━━━ Data provided

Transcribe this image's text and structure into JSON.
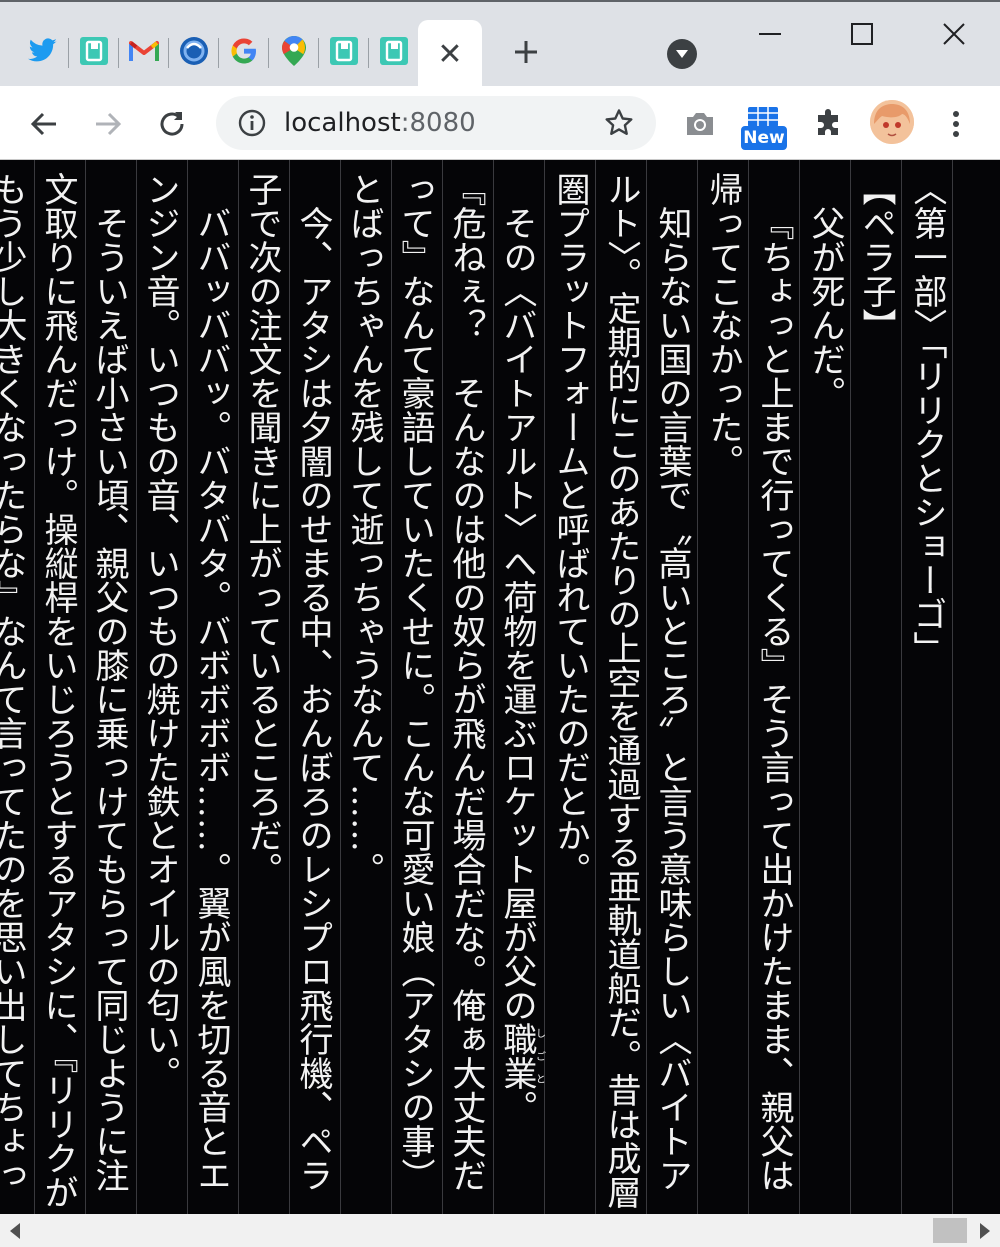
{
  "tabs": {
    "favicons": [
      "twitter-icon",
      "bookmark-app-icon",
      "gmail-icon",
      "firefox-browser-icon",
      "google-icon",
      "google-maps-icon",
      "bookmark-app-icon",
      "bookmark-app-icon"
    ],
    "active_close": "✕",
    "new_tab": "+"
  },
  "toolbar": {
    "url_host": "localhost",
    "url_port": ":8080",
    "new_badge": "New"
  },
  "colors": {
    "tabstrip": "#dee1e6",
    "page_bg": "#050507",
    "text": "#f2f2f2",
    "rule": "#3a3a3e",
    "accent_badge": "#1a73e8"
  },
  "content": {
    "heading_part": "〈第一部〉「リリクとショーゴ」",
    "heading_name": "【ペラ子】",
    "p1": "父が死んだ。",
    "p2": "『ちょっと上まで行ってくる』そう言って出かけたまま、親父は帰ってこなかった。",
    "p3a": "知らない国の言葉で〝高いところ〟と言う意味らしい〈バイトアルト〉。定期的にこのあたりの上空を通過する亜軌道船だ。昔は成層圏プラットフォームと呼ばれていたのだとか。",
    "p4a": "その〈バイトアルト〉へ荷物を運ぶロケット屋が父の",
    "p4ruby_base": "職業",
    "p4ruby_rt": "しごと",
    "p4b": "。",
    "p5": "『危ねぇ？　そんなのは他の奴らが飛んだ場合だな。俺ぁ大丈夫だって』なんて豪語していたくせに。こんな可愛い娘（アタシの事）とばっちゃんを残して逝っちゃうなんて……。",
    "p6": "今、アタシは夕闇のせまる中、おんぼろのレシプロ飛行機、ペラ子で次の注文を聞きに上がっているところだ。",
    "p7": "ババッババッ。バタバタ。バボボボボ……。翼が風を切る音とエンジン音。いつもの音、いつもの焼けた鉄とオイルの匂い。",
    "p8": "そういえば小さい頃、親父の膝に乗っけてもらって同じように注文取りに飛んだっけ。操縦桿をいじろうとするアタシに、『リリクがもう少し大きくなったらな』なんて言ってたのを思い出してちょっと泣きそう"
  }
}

━━━━━━
━━━ Data provided

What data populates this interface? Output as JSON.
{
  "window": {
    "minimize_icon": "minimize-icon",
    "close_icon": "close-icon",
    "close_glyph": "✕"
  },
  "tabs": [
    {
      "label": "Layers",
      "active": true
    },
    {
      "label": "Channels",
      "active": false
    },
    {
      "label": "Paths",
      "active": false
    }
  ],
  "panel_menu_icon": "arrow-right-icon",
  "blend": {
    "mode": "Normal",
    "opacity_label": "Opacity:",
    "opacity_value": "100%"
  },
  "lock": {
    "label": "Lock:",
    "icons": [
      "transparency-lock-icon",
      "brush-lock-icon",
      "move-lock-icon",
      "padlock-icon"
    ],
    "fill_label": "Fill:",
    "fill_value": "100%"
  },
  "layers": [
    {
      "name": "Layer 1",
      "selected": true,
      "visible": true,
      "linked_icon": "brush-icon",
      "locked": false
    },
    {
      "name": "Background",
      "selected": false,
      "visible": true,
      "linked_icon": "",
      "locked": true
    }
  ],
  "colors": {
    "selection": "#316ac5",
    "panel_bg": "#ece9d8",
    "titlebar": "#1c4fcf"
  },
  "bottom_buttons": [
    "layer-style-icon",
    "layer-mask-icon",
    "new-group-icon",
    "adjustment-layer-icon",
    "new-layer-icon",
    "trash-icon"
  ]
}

━━━━━━
━━━ Data provided

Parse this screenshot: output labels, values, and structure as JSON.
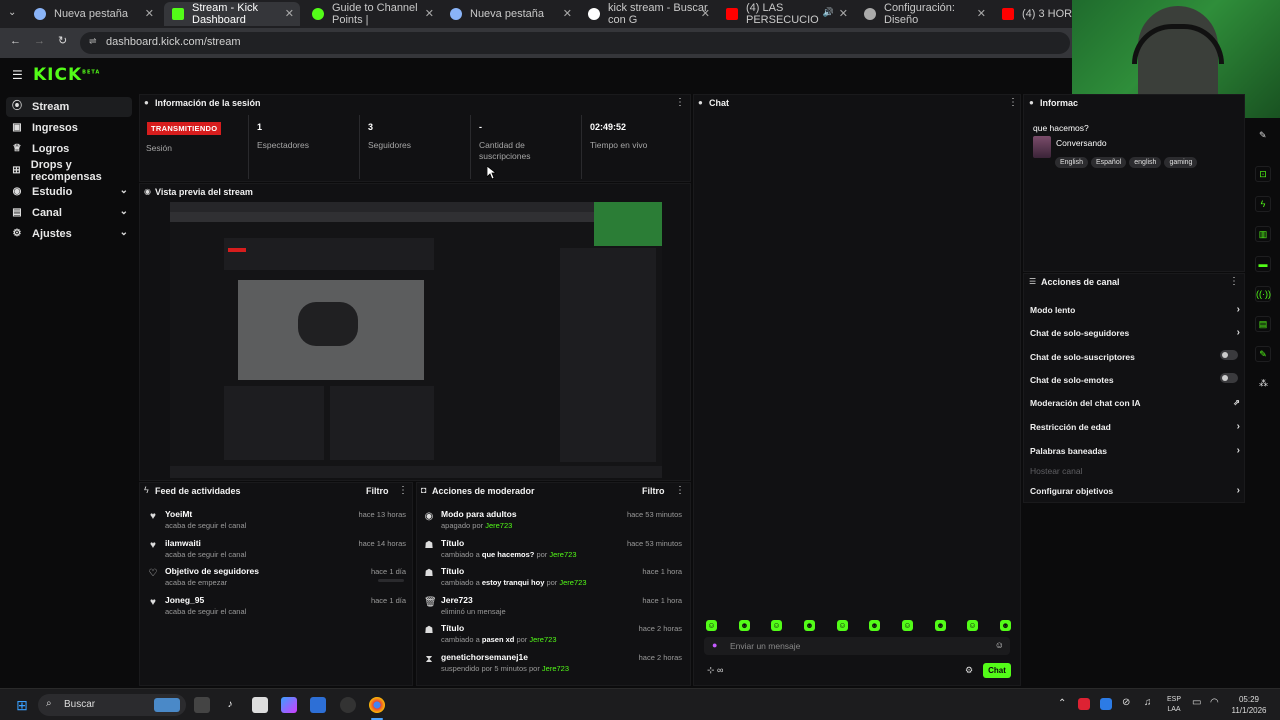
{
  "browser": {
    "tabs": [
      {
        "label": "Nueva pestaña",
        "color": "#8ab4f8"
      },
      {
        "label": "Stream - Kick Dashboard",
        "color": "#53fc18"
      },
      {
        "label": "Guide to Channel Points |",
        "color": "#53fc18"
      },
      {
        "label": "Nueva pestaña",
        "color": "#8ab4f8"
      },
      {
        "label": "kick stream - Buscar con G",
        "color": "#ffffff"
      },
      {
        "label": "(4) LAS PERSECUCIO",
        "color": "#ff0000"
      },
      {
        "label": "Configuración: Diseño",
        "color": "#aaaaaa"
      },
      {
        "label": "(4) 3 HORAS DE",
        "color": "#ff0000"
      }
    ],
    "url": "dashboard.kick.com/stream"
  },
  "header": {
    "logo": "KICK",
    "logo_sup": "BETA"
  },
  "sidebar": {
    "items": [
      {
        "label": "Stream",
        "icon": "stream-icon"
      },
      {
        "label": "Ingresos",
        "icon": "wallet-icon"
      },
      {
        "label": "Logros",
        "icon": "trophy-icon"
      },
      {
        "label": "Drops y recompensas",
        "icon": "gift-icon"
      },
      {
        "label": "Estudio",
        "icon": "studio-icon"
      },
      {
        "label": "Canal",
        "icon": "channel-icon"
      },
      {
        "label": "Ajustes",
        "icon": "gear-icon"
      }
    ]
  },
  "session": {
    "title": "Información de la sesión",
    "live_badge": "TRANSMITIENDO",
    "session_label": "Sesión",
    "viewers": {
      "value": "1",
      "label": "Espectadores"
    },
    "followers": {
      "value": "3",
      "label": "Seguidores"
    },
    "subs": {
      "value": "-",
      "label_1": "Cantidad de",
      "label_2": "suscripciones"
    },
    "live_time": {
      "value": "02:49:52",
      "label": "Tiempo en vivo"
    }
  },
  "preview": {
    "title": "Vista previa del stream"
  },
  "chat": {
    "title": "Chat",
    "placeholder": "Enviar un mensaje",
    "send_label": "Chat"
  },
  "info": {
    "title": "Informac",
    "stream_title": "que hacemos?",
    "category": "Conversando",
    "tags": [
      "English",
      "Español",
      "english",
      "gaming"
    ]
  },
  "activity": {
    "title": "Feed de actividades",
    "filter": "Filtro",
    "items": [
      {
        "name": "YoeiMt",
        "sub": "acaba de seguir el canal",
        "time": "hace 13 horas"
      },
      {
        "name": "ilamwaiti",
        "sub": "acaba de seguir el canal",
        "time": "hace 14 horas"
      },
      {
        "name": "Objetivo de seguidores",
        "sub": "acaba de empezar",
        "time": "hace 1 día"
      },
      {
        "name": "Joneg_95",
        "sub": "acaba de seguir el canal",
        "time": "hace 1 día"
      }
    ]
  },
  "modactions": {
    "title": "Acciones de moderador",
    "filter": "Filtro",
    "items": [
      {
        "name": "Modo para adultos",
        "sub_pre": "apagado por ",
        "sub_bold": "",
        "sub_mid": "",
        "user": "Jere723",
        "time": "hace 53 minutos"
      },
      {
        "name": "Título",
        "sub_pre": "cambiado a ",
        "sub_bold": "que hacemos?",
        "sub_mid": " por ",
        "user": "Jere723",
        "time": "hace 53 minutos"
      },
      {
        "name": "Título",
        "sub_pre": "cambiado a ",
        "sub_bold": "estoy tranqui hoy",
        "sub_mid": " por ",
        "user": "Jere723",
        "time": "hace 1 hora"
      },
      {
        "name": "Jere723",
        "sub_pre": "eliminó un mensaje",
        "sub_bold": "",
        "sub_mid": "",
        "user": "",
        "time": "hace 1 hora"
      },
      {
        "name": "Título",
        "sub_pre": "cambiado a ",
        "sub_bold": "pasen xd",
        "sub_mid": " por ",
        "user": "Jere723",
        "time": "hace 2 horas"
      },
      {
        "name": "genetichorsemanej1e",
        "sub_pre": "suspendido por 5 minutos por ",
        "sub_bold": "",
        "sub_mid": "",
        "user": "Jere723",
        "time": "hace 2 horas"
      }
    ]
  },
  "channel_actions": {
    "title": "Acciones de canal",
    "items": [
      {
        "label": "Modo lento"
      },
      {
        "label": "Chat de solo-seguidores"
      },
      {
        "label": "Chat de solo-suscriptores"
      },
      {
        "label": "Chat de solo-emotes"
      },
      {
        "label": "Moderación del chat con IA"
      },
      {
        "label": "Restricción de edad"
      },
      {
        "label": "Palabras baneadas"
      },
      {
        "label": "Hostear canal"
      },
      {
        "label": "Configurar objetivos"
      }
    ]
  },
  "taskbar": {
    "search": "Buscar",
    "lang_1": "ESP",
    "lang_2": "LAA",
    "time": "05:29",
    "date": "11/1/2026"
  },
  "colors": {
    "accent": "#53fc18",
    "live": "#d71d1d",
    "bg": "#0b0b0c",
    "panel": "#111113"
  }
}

━━━━━━

What you are asked to do >>
Return only those lines of the records that contain the string "true".

Expected answer >>
      "active": true
      "selected": true,
      "visible": true,
      "visible": true,
      "locked": true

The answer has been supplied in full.